YOUR TASK ::
From the entries below, gather each line containing the word "count".

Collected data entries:
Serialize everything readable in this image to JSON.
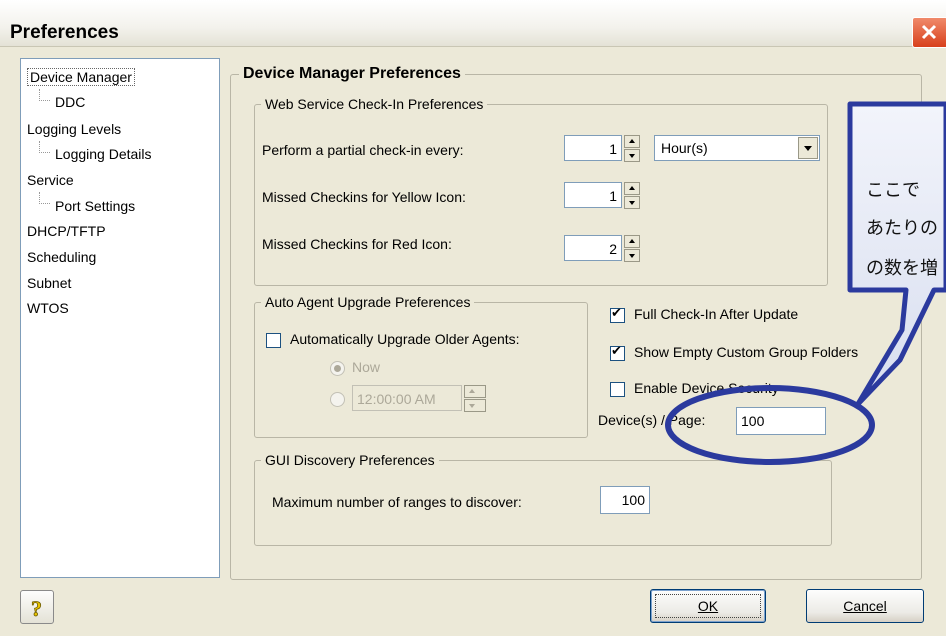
{
  "window": {
    "title": "Preferences"
  },
  "tree": {
    "items": [
      {
        "label": "Device Manager",
        "level": 0,
        "selected": true
      },
      {
        "label": "DDC",
        "level": 1
      },
      {
        "label": "Logging Levels",
        "level": 0
      },
      {
        "label": "Logging Details",
        "level": 1
      },
      {
        "label": "Service",
        "level": 0
      },
      {
        "label": "Port Settings",
        "level": 1
      },
      {
        "label": "DHCP/TFTP",
        "level": 0
      },
      {
        "label": "Scheduling",
        "level": 0
      },
      {
        "label": "Subnet",
        "level": 0
      },
      {
        "label": "WTOS",
        "level": 0
      }
    ]
  },
  "main": {
    "title": "Device Manager Preferences",
    "web_service": {
      "title": "Web Service Check-In Preferences",
      "partial_label": "Perform a partial check-in every:",
      "partial_value": "1",
      "partial_unit": "Hour(s)",
      "yellow_label": "Missed Checkins for Yellow Icon:",
      "yellow_value": "1",
      "red_label": "Missed Checkins for Red Icon:",
      "red_value": "2"
    },
    "auto_upgrade": {
      "title": "Auto Agent Upgrade Preferences",
      "auto_label": "Automatically Upgrade Older Agents:",
      "auto_checked": false,
      "now_label": "Now",
      "time_value": "12:00:00 AM"
    },
    "options": {
      "full_checkin_label": "Full Check-In After Update",
      "full_checkin_checked": true,
      "empty_folders_label": "Show Empty Custom Group Folders",
      "empty_folders_checked": true,
      "device_security_label": "Enable Device Security",
      "device_security_checked": false,
      "devices_per_page_label": "Device(s) / Page:",
      "devices_per_page_value": "100"
    },
    "gui_discovery": {
      "title": "GUI Discovery Preferences",
      "max_ranges_label": "Maximum number of ranges to discover:",
      "max_ranges_value": "100"
    }
  },
  "buttons": {
    "ok": "OK",
    "cancel": "Cancel",
    "help_icon": "question-mark-icon"
  },
  "callout": {
    "lines": [
      "ここで",
      "あたりの",
      "の数を増"
    ],
    "color": "#2b3a9e"
  }
}
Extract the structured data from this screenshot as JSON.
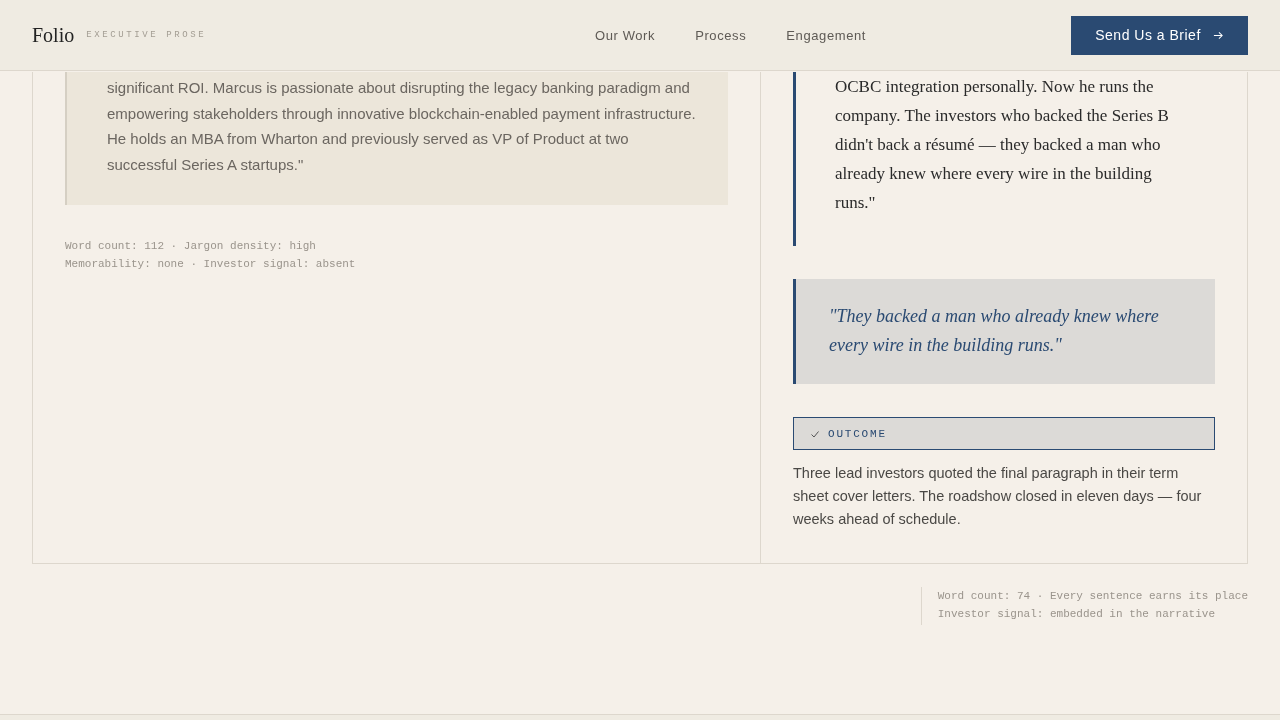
{
  "header": {
    "logo": "Folio",
    "tagline": "EXECUTIVE PROSE",
    "nav": [
      "Our Work",
      "Process",
      "Engagement"
    ],
    "cta": "Send Us a Brief"
  },
  "before": {
    "quote": "significant ROI. Marcus is passionate about disrupting the legacy banking paradigm and empowering stakeholders through innovative blockchain-enabled payment infrastructure. He holds an MBA from Wharton and previously served as VP of Product at two successful Series A startups.\"",
    "meta": [
      "Word count: 112 · Jargon density: high",
      "Memorability: none · Investor signal: absent"
    ]
  },
  "after": {
    "quote": "OCBC integration personally. Now he runs the company. The investors who backed the Series B didn't back a résumé — they backed a man who already knew where every wire in the building runs.\"",
    "pull_quote": "\"They backed a man who already knew where every wire in the building runs.\"",
    "outcome_label": "OUTCOME",
    "outcome_text": "Three lead investors quoted the final paragraph in their term sheet cover letters. The roadshow closed in eleven days — four weeks ahead of schedule."
  },
  "after_meta": [
    "Word count: 74 · Every sentence earns its place",
    "Investor signal: embedded in the narrative"
  ]
}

COMPLETE ANSWER ::
      "Word count: 112 · Jargon density: high",
    "Word count: 74 · Every sentence earns its place",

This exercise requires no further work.